— BEGIN —
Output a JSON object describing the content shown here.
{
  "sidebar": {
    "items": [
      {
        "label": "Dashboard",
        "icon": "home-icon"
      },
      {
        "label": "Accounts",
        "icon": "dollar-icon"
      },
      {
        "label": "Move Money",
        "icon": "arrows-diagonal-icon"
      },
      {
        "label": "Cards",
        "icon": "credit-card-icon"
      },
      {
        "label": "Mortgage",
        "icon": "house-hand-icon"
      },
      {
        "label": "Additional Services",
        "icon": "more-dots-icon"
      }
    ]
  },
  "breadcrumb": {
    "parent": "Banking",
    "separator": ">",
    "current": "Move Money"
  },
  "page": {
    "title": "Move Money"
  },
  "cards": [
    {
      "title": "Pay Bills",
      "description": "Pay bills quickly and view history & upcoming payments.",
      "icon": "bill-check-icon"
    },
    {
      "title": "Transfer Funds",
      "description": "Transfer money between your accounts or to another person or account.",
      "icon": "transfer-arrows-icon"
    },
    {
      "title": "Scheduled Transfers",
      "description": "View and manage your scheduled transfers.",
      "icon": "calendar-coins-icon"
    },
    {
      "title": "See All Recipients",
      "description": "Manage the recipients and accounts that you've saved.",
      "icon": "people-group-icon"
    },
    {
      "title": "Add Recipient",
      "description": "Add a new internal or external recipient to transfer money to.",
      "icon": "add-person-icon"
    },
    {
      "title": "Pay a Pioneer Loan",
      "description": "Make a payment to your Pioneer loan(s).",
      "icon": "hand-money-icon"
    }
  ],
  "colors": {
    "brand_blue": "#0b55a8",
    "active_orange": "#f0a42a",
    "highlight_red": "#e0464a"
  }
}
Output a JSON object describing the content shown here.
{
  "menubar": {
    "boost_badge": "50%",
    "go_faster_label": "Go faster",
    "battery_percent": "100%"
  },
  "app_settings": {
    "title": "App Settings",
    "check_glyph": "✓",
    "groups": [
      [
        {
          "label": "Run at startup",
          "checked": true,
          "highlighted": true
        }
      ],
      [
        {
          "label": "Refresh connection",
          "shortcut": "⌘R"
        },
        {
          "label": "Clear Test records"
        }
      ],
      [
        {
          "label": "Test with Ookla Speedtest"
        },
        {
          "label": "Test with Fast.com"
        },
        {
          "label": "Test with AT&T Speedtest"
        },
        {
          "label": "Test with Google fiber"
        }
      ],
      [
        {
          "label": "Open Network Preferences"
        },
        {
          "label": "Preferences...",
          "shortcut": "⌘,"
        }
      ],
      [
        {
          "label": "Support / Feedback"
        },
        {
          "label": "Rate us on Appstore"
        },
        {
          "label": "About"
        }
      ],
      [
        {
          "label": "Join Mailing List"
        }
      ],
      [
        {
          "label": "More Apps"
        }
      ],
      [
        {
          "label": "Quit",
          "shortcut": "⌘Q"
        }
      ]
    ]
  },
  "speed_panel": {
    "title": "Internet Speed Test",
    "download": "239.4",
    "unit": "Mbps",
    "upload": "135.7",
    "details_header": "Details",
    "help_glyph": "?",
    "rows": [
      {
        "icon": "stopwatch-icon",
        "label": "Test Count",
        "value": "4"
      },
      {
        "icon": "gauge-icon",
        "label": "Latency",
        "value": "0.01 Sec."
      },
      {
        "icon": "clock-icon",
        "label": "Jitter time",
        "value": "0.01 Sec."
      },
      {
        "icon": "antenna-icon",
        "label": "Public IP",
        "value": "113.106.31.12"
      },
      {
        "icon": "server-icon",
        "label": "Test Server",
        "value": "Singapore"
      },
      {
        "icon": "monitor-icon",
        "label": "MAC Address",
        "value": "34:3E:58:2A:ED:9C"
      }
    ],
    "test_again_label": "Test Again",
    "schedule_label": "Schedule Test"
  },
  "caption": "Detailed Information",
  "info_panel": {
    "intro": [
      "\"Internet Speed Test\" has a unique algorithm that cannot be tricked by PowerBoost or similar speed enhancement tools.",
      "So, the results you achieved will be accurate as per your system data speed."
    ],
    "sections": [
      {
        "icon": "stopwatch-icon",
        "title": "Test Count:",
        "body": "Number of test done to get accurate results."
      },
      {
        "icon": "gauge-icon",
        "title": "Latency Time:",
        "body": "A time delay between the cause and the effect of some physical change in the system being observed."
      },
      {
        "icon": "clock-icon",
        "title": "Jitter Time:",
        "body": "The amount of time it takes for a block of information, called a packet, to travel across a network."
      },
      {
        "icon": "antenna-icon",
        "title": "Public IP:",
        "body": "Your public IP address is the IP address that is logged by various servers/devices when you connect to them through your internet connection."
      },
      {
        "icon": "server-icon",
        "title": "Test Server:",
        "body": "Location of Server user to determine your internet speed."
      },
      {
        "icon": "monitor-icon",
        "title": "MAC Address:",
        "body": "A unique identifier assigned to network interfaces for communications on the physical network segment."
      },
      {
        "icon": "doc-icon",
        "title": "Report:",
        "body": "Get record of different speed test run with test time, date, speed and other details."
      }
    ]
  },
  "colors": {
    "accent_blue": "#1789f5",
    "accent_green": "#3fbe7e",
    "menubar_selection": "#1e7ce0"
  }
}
— END —
**Your instructions:** Read the entries and show each line that mentions "with".

**Task output:**
          "label": "Test with Ookla Speedtest"
          "label": "Test with Fast.com"
          "label": "Test with AT&T Speedtest"
          "label": "Test with Google fiber"
        "body": "Get record of different speed test run with test time, date, speed and other details."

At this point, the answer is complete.